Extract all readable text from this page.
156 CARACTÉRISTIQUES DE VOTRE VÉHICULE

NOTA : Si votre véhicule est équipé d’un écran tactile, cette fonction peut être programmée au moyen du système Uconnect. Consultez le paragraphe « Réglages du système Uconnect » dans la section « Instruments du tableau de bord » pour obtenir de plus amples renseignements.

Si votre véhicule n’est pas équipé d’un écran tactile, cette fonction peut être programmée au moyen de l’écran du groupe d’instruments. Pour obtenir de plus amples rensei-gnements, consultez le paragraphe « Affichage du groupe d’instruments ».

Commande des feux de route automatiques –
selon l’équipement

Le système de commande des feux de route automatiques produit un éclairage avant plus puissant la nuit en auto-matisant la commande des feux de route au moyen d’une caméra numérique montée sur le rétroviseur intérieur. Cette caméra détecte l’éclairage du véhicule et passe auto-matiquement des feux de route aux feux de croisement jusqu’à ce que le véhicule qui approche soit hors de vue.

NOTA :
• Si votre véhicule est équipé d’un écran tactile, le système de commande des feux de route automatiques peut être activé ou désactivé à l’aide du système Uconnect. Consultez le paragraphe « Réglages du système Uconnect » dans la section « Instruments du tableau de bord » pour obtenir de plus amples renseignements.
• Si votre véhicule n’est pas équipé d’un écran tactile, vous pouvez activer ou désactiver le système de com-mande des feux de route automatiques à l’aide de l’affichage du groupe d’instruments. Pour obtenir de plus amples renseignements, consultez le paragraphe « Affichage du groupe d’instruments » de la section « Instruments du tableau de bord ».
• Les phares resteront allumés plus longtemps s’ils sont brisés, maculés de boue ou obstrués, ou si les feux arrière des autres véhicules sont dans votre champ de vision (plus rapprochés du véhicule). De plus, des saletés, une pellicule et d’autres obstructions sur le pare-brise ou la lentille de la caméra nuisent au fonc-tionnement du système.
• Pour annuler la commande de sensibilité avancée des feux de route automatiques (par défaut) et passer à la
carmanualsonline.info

________________________

• _Task to carry out_:
Return the listing above word for word.

• _Response to the exercise_:
Extract all readable text from this page.
156 CARACTÉRISTIQUES DE VOTRE VÉHICULE

NOTA : Si votre véhicule est équipé d’un écran tactile, cette fonction peut être programmée au moyen du système Uconnect. Consultez le paragraphe « Réglages du système Uconnect » dans la section « Instruments du tableau de bord » pour obtenir de plus amples renseignements.

Si votre véhicule n’est pas équipé d’un écran tactile, cette fonction peut être programmée au moyen de l’écran du groupe d’instruments. Pour obtenir de plus amples rensei-gnements, consultez le paragraphe « Affichage du groupe d’instruments ».

Commande des feux de route automatiques –
selon l’équipement

Le système de commande des feux de route automatiques produit un éclairage avant plus puissant la nuit en auto-matisant la commande des feux de route au moyen d’une caméra numérique montée sur le rétroviseur intérieur. Cette caméra détecte l’éclairage du véhicule et passe auto-matiquement des feux de route aux feux de croisement jusqu’à ce que le véhicule qui approche soit hors de vue.

NOTA :
• Si votre véhicule est équipé d’un écran tactile, le système de commande des feux de route automatiques peut être activé ou désactivé à l’aide du système Uconnect. Consultez le paragraphe « Réglages du système Uconnect » dans la section « Instruments du tableau de bord » pour obtenir de plus amples renseignements.
• Si votre véhicule n’est pas équipé d’un écran tactile, vous pouvez activer ou désactiver le système de com-mande des feux de route automatiques à l’aide de l’affichage du groupe d’instruments. Pour obtenir de plus amples renseignements, consultez le paragraphe « Affichage du groupe d’instruments » de la section « Instruments du tableau de bord ».
• Les phares resteront allumés plus longtemps s’ils sont brisés, maculés de boue ou obstrués, ou si les feux arrière des autres véhicules sont dans votre champ de vision (plus rapprochés du véhicule). De plus, des saletés, une pellicule et d’autres obstructions sur le pare-brise ou la lentille de la caméra nuisent au fonc-tionnement du système.
• Pour annuler la commande de sensibilité avancée des feux de route automatiques (par défaut) et passer à la
carmanualsonline.info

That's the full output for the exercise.